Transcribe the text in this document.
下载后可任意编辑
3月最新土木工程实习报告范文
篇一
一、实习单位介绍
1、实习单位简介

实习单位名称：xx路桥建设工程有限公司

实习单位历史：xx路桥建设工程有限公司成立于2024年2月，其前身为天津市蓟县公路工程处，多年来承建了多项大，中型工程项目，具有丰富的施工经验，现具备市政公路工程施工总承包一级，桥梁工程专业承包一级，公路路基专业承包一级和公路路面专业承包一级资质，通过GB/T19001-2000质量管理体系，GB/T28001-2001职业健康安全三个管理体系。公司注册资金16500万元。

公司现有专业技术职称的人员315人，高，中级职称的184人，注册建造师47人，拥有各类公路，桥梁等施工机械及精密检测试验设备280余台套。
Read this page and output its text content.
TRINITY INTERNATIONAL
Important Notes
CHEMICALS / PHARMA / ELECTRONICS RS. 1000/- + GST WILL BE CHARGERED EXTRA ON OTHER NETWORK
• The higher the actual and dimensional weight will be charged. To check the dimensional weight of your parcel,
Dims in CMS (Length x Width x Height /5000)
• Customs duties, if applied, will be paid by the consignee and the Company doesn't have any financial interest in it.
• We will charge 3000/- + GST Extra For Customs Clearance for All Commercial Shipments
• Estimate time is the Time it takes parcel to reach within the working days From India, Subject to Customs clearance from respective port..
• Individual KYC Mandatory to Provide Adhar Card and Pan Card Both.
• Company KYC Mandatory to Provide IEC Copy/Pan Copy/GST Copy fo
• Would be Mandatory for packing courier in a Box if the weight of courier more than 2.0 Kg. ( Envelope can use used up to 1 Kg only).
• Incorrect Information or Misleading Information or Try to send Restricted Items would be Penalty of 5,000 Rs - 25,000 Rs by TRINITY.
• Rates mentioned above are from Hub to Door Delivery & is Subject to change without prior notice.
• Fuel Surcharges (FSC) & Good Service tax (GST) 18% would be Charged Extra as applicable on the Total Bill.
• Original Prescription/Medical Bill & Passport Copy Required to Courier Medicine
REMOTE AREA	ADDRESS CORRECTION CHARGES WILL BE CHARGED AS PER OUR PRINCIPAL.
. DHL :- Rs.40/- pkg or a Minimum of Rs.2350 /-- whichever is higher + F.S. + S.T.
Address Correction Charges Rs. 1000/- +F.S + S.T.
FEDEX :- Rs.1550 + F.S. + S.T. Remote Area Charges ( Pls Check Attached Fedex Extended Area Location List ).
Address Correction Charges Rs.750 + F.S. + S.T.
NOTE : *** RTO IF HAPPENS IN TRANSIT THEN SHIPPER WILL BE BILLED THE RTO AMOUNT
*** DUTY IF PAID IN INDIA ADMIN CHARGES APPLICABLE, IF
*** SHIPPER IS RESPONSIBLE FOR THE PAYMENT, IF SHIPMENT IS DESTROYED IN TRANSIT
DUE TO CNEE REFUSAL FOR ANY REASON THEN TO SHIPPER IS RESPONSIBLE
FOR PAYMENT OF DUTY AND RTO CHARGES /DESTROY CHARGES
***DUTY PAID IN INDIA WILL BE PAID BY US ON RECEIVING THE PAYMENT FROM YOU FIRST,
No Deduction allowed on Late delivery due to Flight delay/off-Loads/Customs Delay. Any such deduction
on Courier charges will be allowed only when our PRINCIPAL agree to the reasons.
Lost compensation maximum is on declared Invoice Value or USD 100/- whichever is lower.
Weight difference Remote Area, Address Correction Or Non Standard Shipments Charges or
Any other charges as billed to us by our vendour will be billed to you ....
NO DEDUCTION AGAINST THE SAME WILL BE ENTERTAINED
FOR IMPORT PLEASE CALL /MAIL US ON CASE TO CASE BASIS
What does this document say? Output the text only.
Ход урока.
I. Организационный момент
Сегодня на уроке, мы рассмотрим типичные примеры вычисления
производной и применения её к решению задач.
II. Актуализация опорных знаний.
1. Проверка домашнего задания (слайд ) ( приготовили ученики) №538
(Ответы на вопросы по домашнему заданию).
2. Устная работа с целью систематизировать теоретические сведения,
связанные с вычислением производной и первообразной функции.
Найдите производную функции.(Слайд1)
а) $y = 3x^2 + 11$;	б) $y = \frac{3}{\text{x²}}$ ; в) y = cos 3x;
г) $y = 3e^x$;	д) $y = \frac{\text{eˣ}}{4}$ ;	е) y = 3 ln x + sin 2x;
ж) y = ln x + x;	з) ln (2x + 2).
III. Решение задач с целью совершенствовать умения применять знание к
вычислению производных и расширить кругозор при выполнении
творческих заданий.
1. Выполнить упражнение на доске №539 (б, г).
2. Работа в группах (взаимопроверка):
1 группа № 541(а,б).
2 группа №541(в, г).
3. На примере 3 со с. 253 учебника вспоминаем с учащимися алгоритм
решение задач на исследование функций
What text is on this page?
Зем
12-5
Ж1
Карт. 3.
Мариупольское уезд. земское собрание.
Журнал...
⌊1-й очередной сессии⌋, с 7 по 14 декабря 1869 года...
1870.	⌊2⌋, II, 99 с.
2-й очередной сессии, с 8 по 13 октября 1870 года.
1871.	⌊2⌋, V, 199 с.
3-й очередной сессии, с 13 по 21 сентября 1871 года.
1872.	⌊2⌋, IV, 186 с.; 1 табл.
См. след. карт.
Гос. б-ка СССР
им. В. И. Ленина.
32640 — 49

▶ **Request**:
Output all of the material exactly as written.

▶ **Response to this exercise**:
Transcribe the text in this document.
下载后可任意编辑
3月最新土木工程实习报告范文
篇一
一、实习单位介绍
1、实习单位简介

实习单位名称：xx路桥建设工程有限公司

实习单位历史：xx路桥建设工程有限公司成立于2024年2月，其前身为天津市蓟县公路工程处，多年来承建了多项大，中型工程项目，具有丰富的施工经验，现具备市政公路工程施工总承包一级，桥梁工程专业承包一级，公路路基专业承包一级和公路路面专业承包一级资质，通过GB/T19001-2000质量管理体系，GB/T28001-2001职业健康安全三个管理体系。公司注册资金16500万元。

公司现有专业技术职称的人员315人，高，中级职称的184人，注册建造师47人，拥有各类公路，桥梁等施工机械及精密检测试验设备280余台套。
Read this page and output its text content.
TRINITY INTERNATIONAL
Important Notes
CHEMICALS / PHARMA / ELECTRONICS RS. 1000/- + GST WILL BE CHARGERED EXTRA ON OTHER NETWORK
• The higher the actual and dimensional weight will be charged. To check the dimensional weight of your parcel,
Dims in CMS (Length x Width x Height /5000)
• Customs duties, if applied, will be paid by the consignee and the Company doesn't have any financial interest in it.
• We will charge 3000/- + GST Extra For Customs Clearance for All Commercial Shipments
• Estimate time is the Time it takes parcel to reach within the working days From India, Subject to Customs clearance from respective port..
• Individual KYC Mandatory to Provide Adhar Card and Pan Card Both.
• Company KYC Mandatory to Provide IEC Copy/Pan Copy/GST Copy fo
• Would be Mandatory for packing courier in a Box if the weight of courier more than 2.0 Kg. ( Envelope can use used up to 1 Kg only).
• Incorrect Information or Misleading Information or Try to send Restricted Items would be Penalty of 5,000 Rs - 25,000 Rs by TRINITY.
• Rates mentioned above are from Hub to Door Delivery & is Subject to change without prior notice.
• Fuel Surcharges (FSC) & Good Service tax (GST) 18% would be Charged Extra as applicable on the Total Bill.
• Original Prescription/Medical Bill & Passport Copy Required to Courier Medicine
REMOTE AREA	ADDRESS CORRECTION CHARGES WILL BE CHARGED AS PER OUR PRINCIPAL.
. DHL :- Rs.40/- pkg or a Minimum of Rs.2350 /-- whichever is higher + F.S. + S.T.
Address Correction Charges Rs. 1000/- +F.S + S.T.
FEDEX :- Rs.1550 + F.S. + S.T. Remote Area Charges ( Pls Check Attached Fedex Extended Area Location List ).
Address Correction Charges Rs.750 + F.S. + S.T.
NOTE : *** RTO IF HAPPENS IN TRANSIT THEN SHIPPER WILL BE BILLED THE RTO AMOUNT
*** DUTY IF PAID IN INDIA ADMIN CHARGES APPLICABLE, IF
*** SHIPPER IS RESPONSIBLE FOR THE PAYMENT, IF SHIPMENT IS DESTROYED IN TRANSIT
DUE TO CNEE REFUSAL FOR ANY REASON THEN TO SHIPPER IS RESPONSIBLE
FOR PAYMENT OF DUTY AND RTO CHARGES /DESTROY CHARGES
***DUTY PAID IN INDIA WILL BE PAID BY US ON RECEIVING THE PAYMENT FROM YOU FIRST,
No Deduction allowed on Late delivery due to Flight delay/off-Loads/Customs Delay. Any such deduction
on Courier charges will be allowed only when our PRINCIPAL agree to the reasons.
Lost compensation maximum is on declared Invoice Value or USD 100/- whichever is lower.
Weight difference Remote Area, Address Correction Or Non Standard Shipments Charges or
Any other charges as billed to us by our vendour will be billed to you ....
NO DEDUCTION AGAINST THE SAME WILL BE ENTERTAINED
FOR IMPORT PLEASE CALL /MAIL US ON CASE TO CASE BASIS
What does this document say? Output the text only.
Ход урока.
I. Организационный момент
Сегодня на уроке, мы рассмотрим типичные примеры вычисления
производной и применения её к решению задач.
II. Актуализация опорных знаний.
1. Проверка домашнего задания (слайд ) ( приготовили ученики) №538
(Ответы на вопросы по домашнему заданию).
2. Устная работа с целью систематизировать теоретические сведения,
связанные с вычислением производной и первообразной функции.
Найдите производную функции.(Слайд1)
а) $y = 3x^2 + 11$;	б) $y = \frac{3}{\text{x²}}$ ; в) y = cos 3x;
г) $y = 3e^x$;	д) $y = \frac{\text{eˣ}}{4}$ ;	е) y = 3 ln x + sin 2x;
ж) y = ln x + x;	з) ln (2x + 2).
III. Решение задач с целью совершенствовать умения применять знание к
вычислению производных и расширить кругозор при выполнении
творческих заданий.
1. Выполнить упражнение на доске №539 (б, г).
2. Работа в группах (взаимопроверка):
1 группа № 541(а,б).
2 группа №541(в, г).
3. На примере 3 со с. 253 учебника вспоминаем с учащимися алгоритм
решение задач на исследование функций
What text is on this page?
Зем
12-5
Ж1
Карт. 3.
Мариупольское уезд. земское собрание.
Журнал...
⌊1-й очередной сессии⌋, с 7 по 14 декабря 1869 года...
1870.	⌊2⌋, II, 99 с.
2-й очередной сессии, с 8 по 13 октября 1870 года.
1871.	⌊2⌋, V, 199 с.
3-й очередной сессии, с 13 по 21 сентября 1871 года.
1872.	⌊2⌋, IV, 186 с.; 1 табл.
См. след. карт.
Гос. б-ка СССР
им. В. И. Ленина.
32640 — 49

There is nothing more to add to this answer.